=== Stored records ===
——
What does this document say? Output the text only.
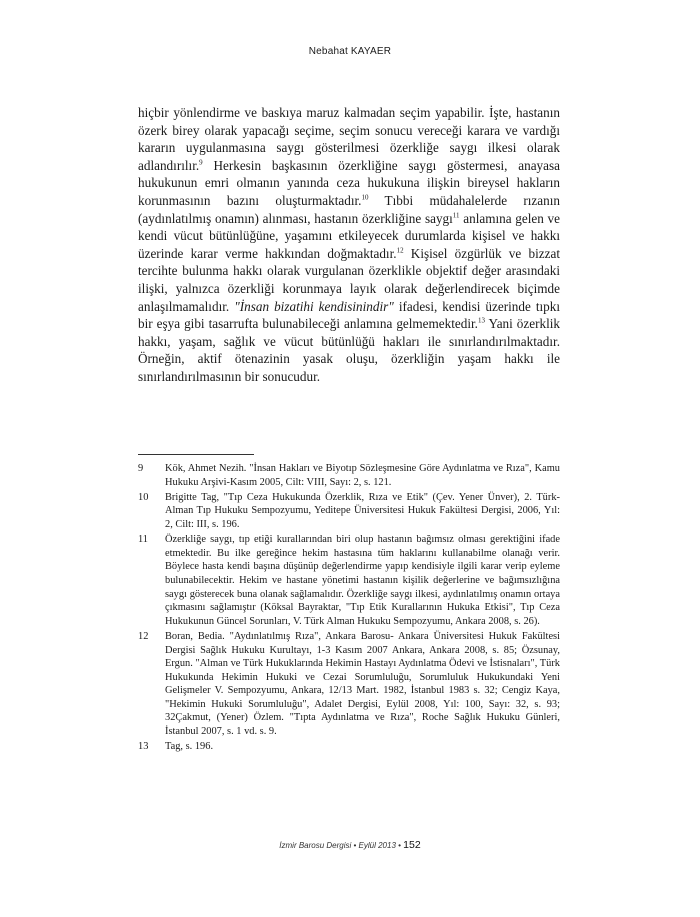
Nebahat KAYAER
hiçbir yönlendirme ve baskıya maruz kalmadan seçim yapabilir. İşte, hastanın özerk birey olarak yapacağı seçime, seçim sonucu vereceği karara ve vardığı kararın uygulanmasına saygı gösterilmesi özerkliğe saygı ilkesi olarak adlandırılır.$^9$ Herkesin başkasının özerkliğine saygı göstermesi, anayasa hukukunun emri olmanın yanında ceza hukukuna ilişkin bireysel hakların korunmasının bazını oluşturmaktadır.$^{10}$ Tıbbi müdahalelerde rızanın (aydınlatılmış onamın) alınması, hastanın özerkliğine saygı$^{11}$ anlamına gelen ve kendi vücut bütünlüğüne, yaşamını etkileyecek durumlarda kişisel ve hakkı üzerinde karar verme hakkından doğmaktadır.$^{12}$ Kişisel özgürlük ve bizzat tercihte bulunma hakkı olarak vurgulanan özerklikle objektif değer arasındaki ilişki, yalnızca özerkliği korunmaya layık olarak değerlendirecek biçimde anlaşılmamalıdır. "İnsan bizatihi kendisinindir" ifadesi, kendisi üzerinde tıpkı bir eşya gibi tasarrufta bulunabileceği anlamına gelmemektedir.$^{13}$ Yani özerklik hakkı, yaşam, sağlık ve vücut bütünlüğü hakları ile sınırlandırılmaktadır. Örneğin, aktif ötenazinin yasak oluşu, özerkliğin yaşam hakkı ile sınırlandırılmasının bir sonucudur.
9	Kök, Ahmet Nezih. "İnsan Hakları ve Biyotıp Sözleşmesine Göre Aydınlatma ve Rıza", Kamu Hukuku Arşivi-Kasım 2005, Cilt: VIII, Sayı: 2, s. 121.
10	Brigitte Tag, "Tıp Ceza Hukukunda Özerklik, Rıza ve Etik" (Çev. Yener Ünver), 2. Türk- Alman Tıp Hukuku Sempozyumu, Yeditepe Üniversitesi Hukuk Fakültesi Dergisi, 2006, Yıl: 2, Cilt: III, s. 196.
11	Özerkliğe saygı, tıp etiği kurallarından biri olup hastanın bağımsız olması gerektiğini ifade etmektedir. Bu ilke gereğince hekim hastasına tüm haklarını kullanabilme olanağı verir. Böylece hasta kendi başına düşünüp değerlendirme yapıp kendisiyle ilgili karar verip eyleme bulunabilecektir. Hekim ve hastane yönetimi hastanın kişilik değerlerine ve bağımsızlığına saygı gösterecek buna olanak sağlamalıdır. Özerkliğe saygı ilkesi, aydınlatılmış onamın ortaya çıkmasını sağlamıştır (Köksal Bayraktar, "Tıp Etik Kurallarının Hukuka Etkisi", Tıp Ceza Hukukunun Güncel Sorunları, V. Türk Alman Hukuku Sempozyumu, Ankara 2008, s. 26).
12	Boran, Bedia. "Aydınlatılmış Rıza", Ankara Barosu- Ankara Üniversitesi Hukuk Fakültesi Dergisi Sağlık Hukuku Kurultayı, 1-3 Kasım 2007 Ankara, Ankara 2008, s. 85; Özsunay, Ergun. "Alman ve Türk Hukuklarında Hekimin Hastayı Aydınlatma Ödevi ve İstisnaları", Türk Hukukunda Hekimin Hukuki ve Cezai Sorumluluğu, Sorumluluk Hukukundaki Yeni Gelişmeler V. Sempozyumu, Ankara, 12/13 Mart. 1982, İstanbul 1983 s. 32; Cengiz Kaya, "Hekimin Hukuki Sorumluluğu", Adalet Dergisi, Eylül 2008, Yıl: 100, Sayı: 32, s. 93; 32Çakmut, (Yener) Özlem. "Tıpta Aydınlatma ve Rıza", Roche Sağlık Hukuku Günleri, İstanbul 2007, s. 1 vd. s. 9.
13	Tag, s. 196.
İzmir Barosu Dergisi • Eylül 2013 • 152
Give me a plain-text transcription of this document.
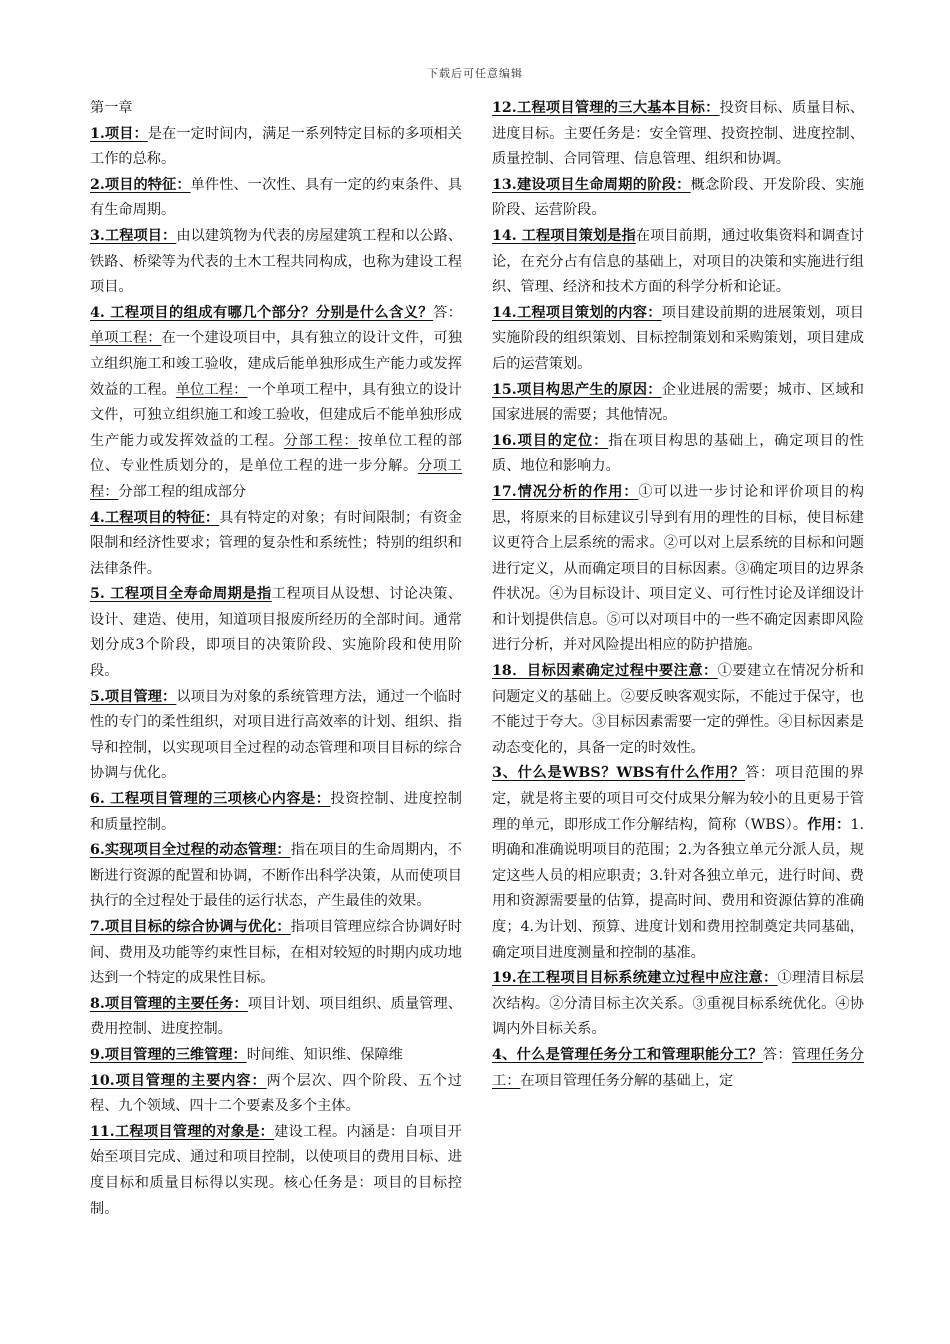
下载后可任意编辑

第一章

1.项目：是在一定时间内，满足一系列特定目标的多项相关工作的总称。

2.项目的特征：单件性、一次性、具有一定的约束条件、具有生命周期。

3.工程项目：由以建筑物为代表的房屋建筑工程和以公路、铁路、桥梁等为代表的土木工程共同构成，也称为建设工程项目。

4. 工程项目的组成有哪几个部分？分别是什么含义？答：单项工程：在一个建设项目中，具有独立的设计文件，可独立组织施工和竣工验收，建成后能单独形成生产能力或发挥效益的工程。单位工程：一个单项工程中，具有独立的设计文件，可独立组织施工和竣工验收，但建成后不能单独形成生产能力或发挥效益的工程。分部工程：按单位工程的部位、专业性质划分的，是单位工程的进一步分解。分项工程：分部工程的组成部分

4.工程项目的特征：具有特定的对象；有时间限制；有资金限制和经济性要求；管理的复杂性和系统性；特别的组织和法律条件。

5. 工程项目全寿命周期是指工程项目从设想、讨论决策、设计、建造、使用，知道项目报废所经历的全部时间。通常划分成3个阶段，即项目的决策阶段、实施阶段和使用阶段。

5.项目管理：以项目为对象的系统管理方法，通过一个临时性的专门的柔性组织，对项目进行高效率的计划、组织、指导和控制，以实现项目全过程的动态管理和项目目标的综合协调与优化。

6. 工程项目管理的三项核心内容是：投资控制、进度控制和质量控制。

6.实现项目全过程的动态管理：指在项目的生命周期内，不断进行资源的配置和协调，不断作出科学决策，从而使项目执行的全过程处于最佳的运行状态，产生最佳的效果。

7.项目目标的综合协调与优化：指项目管理应综合协调好时间、费用及功能等约束性目标，在相对较短的时期内成功地达到一个特定的成果性目标。

8.项目管理的主要任务：项目计划、项目组织、质量管理、费用控制、进度控制。

9.项目管理的三维管理：时间维、知识维、保障维

10.项目管理的主要内容：两个层次、四个阶段、五个过程、九个领域、四十二个要素及多个主体。

11.工程项目管理的对象是：建设工程。内涵是：自项目开始至项目完成、通过和项目控制，以使项目的费用目标、进度目标和质量目标得以实现。核心任务是：项目的目标控制。

12.工程项目管理的三大基本目标：投资目标、质量目标、进度目标。主要任务是：安全管理、投资控制、进度控制、质量控制、合同管理、信息管理、组织和协调。

13.建设项目生命周期的阶段：概念阶段、开发阶段、实施阶段、运营阶段。

14. 工程项目策划是指在项目前期，通过收集资料和调查讨论，在充分占有信息的基础上，对项目的决策和实施进行组织、管理、经济和技术方面的科学分析和论证。

14.工程项目策划的内容：项目建设前期的进展策划，项目实施阶段的组织策划、目标控制策划和采购策划，项目建成后的运营策划。

15.项目构思产生的原因：企业进展的需要；城市、区域和国家进展的需要；其他情况。

16.项目的定位：指在项目构思的基础上，确定项目的性质、地位和影响力。

17.情况分析的作用：①可以进一步讨论和评价项目的构思，将原来的目标建议引导到有用的理性的目标，使目标建议更符合上层系统的需求。②可以对上层系统的目标和问题进行定义，从而确定项目的目标因素。③确定项目的边界条件状况。④为目标设计、项目定义、可行性讨论及详细设计和计划提供信息。⑤可以对项目中的一些不确定因素即风险进行分析，并对风险提出相应的防护措施。

18．目标因素确定过程中要注意：①要建立在情况分析和问题定义的基础上。②要反映客观实际，不能过于保守，也不能过于夸大。③目标因素需要一定的弹性。④目标因素是动态变化的，具备一定的时效性。

3、什么是WBS？WBS有什么作用？答：项目范围的界定，就是将主要的项目可交付成果分解为较小的且更易于管理的单元，即形成工作分解结构，简称（WBS）。作用：1.明确和准确说明项目的范围；2.为各独立单元分派人员，规定这些人员的相应职责；3.针对各独立单元，进行时间、费用和资源需要量的估算，提高时间、费用和资源估算的准确度；4.为计划、预算、进度计划和费用控制奠定共同基础，确定项目进度测量和控制的基准。

19.在工程项目目标系统建立过程中应注意：①理清目标层次结构。②分清目标主次关系。③重视目标系统优化。④协调内外目标关系。

4、什么是管理任务分工和管理职能分工？答：管理任务分工：在项目管理任务分解的基础上，定
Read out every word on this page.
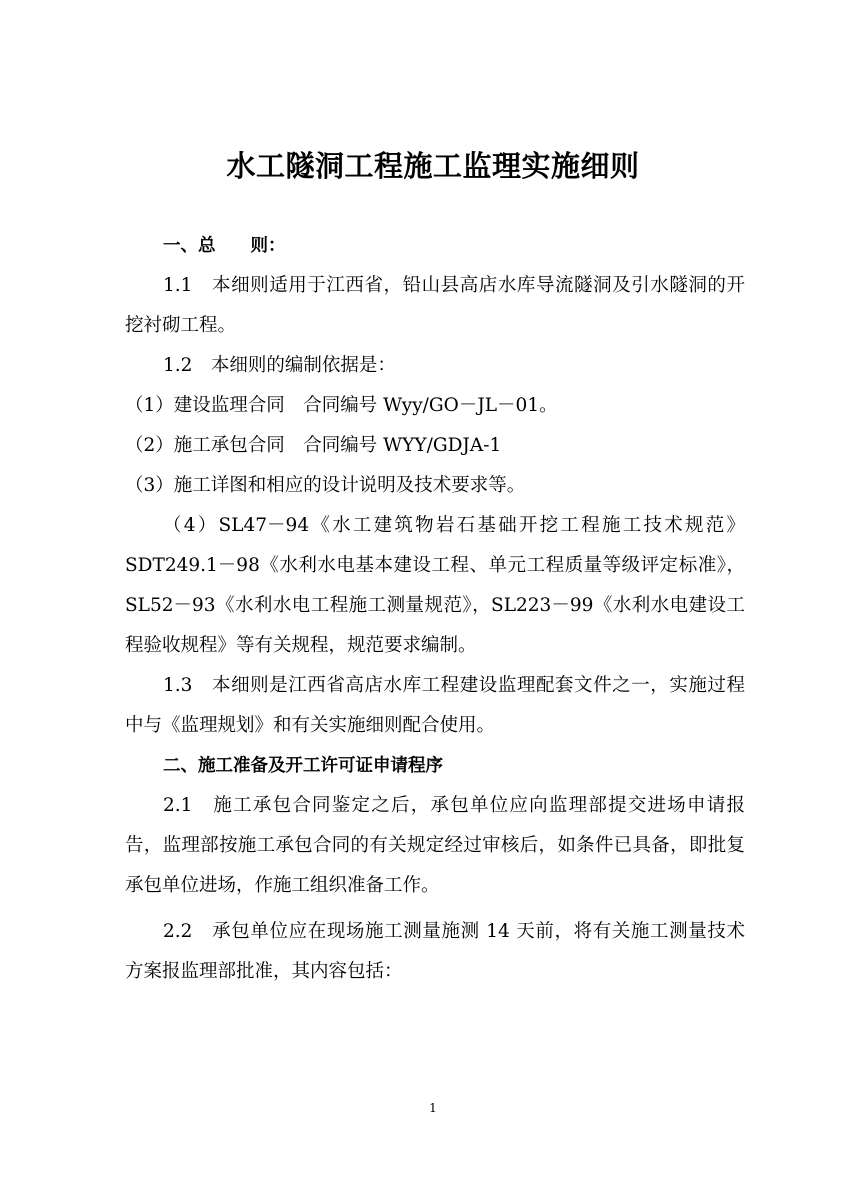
水工隧洞工程施工监理实施细则

一、总　　则：

1.1　本细则适用于江西省，铅山县高店水库导流隧洞及引水隧洞的开挖衬砌工程。

1.2　本细则的编制依据是：

（1）建设监理合同　合同编号 Wyy/GO－JL－01。

（2）施工承包合同　合同编号 WYY/GDJA-1

（3）施工详图和相应的设计说明及技术要求等。

（4）SL47－94《水工建筑物岩石基础开挖工程施工技术规范》SDT249.1－98《水利水电基本建设工程、单元工程质量等级评定标准》，SL52－93《水利水电工程施工测量规范》，SL223－99《水利水电建设工程验收规程》等有关规程，规范要求编制。

1.3　本细则是江西省高店水库工程建设监理配套文件之一，实施过程中与《监理规划》和有关实施细则配合使用。

二、施工准备及开工许可证申请程序

2.1　施工承包合同鉴定之后，承包单位应向监理部提交进场申请报告，监理部按施工承包合同的有关规定经过审核后，如条件已具备，即批复承包单位进场，作施工组织准备工作。

2.2　承包单位应在现场施工测量施测 14 天前，将有关施工测量技术方案报监理部批准，其内容包括：

1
——
=== Goal of the exercise ===
Read through the entries and copy every line that includes "document".

=== Reply to the task ===
What does this document say? Output the text only.
Give me a plain-text transcription of this document.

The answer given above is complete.